**Set task**
Spot each line in the records below where the word "name" occurs, then copy it.

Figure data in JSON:
▽
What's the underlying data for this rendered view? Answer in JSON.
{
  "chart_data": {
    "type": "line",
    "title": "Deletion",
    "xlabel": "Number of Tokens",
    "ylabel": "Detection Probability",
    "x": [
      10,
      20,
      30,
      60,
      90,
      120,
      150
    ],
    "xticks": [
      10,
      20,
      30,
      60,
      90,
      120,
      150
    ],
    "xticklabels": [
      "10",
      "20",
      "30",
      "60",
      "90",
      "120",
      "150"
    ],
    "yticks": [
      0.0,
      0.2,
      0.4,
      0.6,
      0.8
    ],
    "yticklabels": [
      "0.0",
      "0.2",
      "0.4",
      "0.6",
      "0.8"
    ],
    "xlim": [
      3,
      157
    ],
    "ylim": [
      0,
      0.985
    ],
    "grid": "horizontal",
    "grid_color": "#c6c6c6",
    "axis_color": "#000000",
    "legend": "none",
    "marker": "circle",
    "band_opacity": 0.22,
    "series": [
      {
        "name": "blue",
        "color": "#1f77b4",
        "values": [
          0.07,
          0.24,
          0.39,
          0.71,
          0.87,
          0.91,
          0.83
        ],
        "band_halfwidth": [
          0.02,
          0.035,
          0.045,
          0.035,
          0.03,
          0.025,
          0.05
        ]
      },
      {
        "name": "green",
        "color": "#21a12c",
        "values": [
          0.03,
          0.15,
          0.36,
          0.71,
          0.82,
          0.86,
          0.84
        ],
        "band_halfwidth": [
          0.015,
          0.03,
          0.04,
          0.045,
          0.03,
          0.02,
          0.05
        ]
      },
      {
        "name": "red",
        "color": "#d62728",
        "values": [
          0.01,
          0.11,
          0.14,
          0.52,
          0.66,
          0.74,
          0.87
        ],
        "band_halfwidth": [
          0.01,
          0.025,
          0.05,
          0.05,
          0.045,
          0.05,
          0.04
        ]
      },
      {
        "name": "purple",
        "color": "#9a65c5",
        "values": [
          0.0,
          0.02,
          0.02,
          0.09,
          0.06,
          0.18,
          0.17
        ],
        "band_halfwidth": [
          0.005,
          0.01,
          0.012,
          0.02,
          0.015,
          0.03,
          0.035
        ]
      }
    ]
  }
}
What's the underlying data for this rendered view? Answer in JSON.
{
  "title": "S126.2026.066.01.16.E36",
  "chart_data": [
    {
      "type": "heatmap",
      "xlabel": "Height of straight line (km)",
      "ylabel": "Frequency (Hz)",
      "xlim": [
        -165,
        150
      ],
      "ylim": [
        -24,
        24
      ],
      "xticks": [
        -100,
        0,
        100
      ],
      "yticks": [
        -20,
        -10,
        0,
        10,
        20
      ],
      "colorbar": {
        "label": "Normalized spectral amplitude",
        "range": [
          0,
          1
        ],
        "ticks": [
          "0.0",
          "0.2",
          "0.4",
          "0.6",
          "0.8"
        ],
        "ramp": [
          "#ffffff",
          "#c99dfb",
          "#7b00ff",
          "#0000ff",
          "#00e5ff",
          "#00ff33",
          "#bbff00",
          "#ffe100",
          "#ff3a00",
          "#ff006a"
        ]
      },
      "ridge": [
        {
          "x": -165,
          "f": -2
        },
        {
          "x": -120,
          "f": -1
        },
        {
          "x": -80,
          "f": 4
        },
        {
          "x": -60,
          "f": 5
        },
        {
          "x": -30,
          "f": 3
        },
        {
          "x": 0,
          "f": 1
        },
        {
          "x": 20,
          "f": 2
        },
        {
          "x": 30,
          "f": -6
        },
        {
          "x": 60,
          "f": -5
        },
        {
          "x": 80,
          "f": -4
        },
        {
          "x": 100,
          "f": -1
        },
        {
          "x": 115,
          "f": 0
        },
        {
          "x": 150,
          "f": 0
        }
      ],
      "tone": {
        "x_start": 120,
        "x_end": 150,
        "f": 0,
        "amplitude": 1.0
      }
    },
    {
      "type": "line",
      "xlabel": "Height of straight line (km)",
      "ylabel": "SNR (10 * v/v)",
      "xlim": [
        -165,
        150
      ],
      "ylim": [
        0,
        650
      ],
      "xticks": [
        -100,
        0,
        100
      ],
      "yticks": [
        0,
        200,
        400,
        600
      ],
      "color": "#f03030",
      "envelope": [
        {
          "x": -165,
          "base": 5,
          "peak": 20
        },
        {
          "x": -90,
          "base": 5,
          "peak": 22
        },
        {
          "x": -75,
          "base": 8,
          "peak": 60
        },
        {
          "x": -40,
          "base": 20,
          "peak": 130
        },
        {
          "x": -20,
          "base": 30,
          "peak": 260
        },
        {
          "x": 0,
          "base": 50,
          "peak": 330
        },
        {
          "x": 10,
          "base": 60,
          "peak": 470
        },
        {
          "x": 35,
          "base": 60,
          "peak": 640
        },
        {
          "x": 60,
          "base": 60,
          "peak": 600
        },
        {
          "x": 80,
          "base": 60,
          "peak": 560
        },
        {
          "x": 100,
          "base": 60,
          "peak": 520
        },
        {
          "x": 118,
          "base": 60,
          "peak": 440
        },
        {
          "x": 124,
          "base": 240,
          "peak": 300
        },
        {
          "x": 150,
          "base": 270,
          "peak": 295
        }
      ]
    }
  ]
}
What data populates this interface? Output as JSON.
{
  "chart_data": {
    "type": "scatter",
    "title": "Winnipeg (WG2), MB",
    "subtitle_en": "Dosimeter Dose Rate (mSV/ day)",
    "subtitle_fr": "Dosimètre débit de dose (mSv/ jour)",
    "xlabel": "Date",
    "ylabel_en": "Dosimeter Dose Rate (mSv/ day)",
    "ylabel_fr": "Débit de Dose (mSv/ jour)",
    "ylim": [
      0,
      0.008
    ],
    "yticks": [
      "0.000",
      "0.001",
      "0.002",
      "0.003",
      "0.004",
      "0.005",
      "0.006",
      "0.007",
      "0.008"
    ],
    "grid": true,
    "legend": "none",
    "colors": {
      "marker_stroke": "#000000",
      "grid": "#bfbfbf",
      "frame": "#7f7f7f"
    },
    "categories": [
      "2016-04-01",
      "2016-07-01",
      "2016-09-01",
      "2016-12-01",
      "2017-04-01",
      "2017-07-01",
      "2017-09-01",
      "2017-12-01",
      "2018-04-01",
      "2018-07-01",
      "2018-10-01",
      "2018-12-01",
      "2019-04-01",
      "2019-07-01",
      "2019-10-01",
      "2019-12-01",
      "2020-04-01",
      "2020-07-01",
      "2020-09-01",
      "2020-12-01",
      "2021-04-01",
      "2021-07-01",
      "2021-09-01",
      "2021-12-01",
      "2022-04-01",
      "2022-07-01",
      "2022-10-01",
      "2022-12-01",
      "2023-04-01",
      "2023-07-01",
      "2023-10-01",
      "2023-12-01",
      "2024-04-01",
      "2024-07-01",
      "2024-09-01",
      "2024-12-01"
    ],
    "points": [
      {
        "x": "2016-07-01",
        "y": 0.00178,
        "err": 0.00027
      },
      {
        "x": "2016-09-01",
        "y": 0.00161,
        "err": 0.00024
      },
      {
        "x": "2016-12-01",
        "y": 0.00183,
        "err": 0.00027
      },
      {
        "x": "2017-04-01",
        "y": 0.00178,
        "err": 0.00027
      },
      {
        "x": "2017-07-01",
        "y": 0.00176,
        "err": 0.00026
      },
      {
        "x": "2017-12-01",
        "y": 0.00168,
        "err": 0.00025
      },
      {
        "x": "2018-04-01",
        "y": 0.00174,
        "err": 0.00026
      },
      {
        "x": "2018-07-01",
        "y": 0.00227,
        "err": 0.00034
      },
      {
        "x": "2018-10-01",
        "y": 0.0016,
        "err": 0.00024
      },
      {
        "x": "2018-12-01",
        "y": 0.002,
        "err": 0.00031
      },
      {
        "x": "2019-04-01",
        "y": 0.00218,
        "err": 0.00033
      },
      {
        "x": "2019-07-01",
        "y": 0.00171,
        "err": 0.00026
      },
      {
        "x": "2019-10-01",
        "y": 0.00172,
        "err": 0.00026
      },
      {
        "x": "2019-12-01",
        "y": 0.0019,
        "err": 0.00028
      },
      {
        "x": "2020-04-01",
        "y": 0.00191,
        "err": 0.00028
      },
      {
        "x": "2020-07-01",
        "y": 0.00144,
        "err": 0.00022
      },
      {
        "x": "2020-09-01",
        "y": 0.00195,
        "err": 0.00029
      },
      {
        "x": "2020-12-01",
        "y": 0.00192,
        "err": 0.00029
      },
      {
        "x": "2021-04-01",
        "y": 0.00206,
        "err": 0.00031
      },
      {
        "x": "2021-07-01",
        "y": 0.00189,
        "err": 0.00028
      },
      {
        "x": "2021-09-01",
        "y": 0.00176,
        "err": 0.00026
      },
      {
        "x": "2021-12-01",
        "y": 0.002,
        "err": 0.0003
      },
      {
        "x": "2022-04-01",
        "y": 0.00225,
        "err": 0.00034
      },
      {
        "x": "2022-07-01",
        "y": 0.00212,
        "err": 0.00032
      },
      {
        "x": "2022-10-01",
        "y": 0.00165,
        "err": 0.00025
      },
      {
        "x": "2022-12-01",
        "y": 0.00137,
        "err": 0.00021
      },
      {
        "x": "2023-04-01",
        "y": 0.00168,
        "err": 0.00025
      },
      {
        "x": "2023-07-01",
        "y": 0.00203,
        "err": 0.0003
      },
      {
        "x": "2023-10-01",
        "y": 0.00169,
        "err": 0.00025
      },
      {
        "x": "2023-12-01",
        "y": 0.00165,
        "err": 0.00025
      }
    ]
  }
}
△
**Response**
        "name": "blue",
        "name": "green",
        "name": "red",
        "name": "purple",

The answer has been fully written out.